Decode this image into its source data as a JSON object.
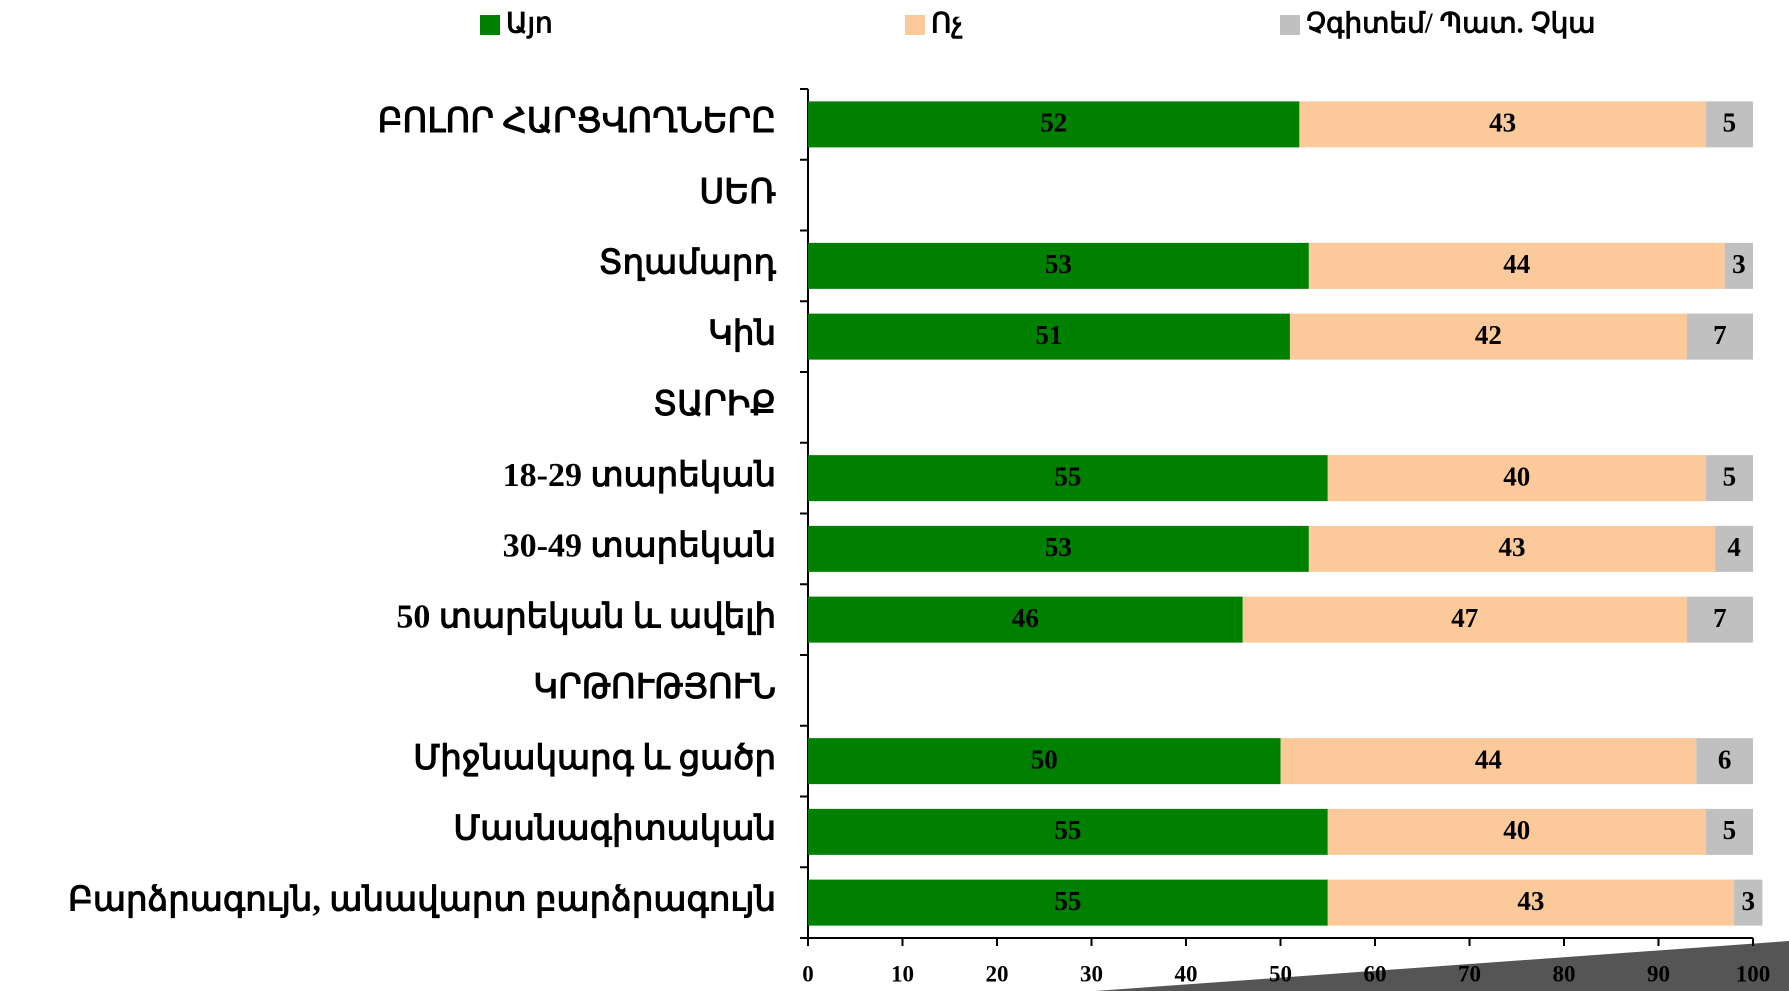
{
  "chart_data": {
    "type": "stacked_barh",
    "categories": [
      "ԲՈԼՈՐ ՀԱՐՑՎՈՂՆԵՐԸ",
      "ՍԵՌ",
      "Տղամարդ",
      "Կին",
      "ՏԱՐԻՔ",
      "18-29 տարեկան",
      "30-49 տարեկան",
      "50 տարեկան և ավելի",
      "ԿՐԹՈՒԹՅՈՒՆ",
      "Միջնակարգ և ցածր",
      "Մասնագիտական",
      "Բարձրագույն, անավարտ բարձրագույն"
    ],
    "series": [
      {
        "name": "Այո",
        "color": "#008000",
        "values": [
          52,
          null,
          53,
          51,
          null,
          55,
          53,
          46,
          null,
          50,
          55,
          55
        ]
      },
      {
        "name": "Ոչ",
        "color": "#fcc99b",
        "values": [
          43,
          null,
          44,
          42,
          null,
          40,
          43,
          47,
          null,
          44,
          40,
          43
        ]
      },
      {
        "name": "Չգիտեմ/ Պատ. Չկա",
        "color": "#c0c0c0",
        "values": [
          5,
          null,
          3,
          7,
          null,
          5,
          4,
          7,
          null,
          6,
          5,
          3
        ]
      }
    ],
    "xlim": [
      0,
      100
    ],
    "xticks": [
      0,
      10,
      20,
      30,
      40,
      50,
      60,
      70,
      80,
      90,
      100
    ]
  }
}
• • • • •
#### [What you need to do]
Could you reproduce every record above exactly, leaving out the pictures?

#### [The reply]
Decode this image into its source data as a JSON object.
{
  "chart_data": {
    "type": "stacked_barh",
    "categories": [
      "ԲՈԼՈՐ ՀԱՐՑՎՈՂՆԵՐԸ",
      "ՍԵՌ",
      "Տղամարդ",
      "Կին",
      "ՏԱՐԻՔ",
      "18-29 տարեկան",
      "30-49 տարեկան",
      "50 տարեկան և ավելի",
      "ԿՐԹՈՒԹՅՈՒՆ",
      "Միջնակարգ և ցածր",
      "Մասնագիտական",
      "Բարձրագույն, անավարտ բարձրագույն"
    ],
    "series": [
      {
        "name": "Այո",
        "color": "#008000",
        "values": [
          52,
          null,
          53,
          51,
          null,
          55,
          53,
          46,
          null,
          50,
          55,
          55
        ]
      },
      {
        "name": "Ոչ",
        "color": "#fcc99b",
        "values": [
          43,
          null,
          44,
          42,
          null,
          40,
          43,
          47,
          null,
          44,
          40,
          43
        ]
      },
      {
        "name": "Չգիտեմ/ Պատ. Չկա",
        "color": "#c0c0c0",
        "values": [
          5,
          null,
          3,
          7,
          null,
          5,
          4,
          7,
          null,
          6,
          5,
          3
        ]
      }
    ],
    "xlim": [
      0,
      100
    ],
    "xticks": [
      0,
      10,
      20,
      30,
      40,
      50,
      60,
      70,
      80,
      90,
      100
    ]
  }
}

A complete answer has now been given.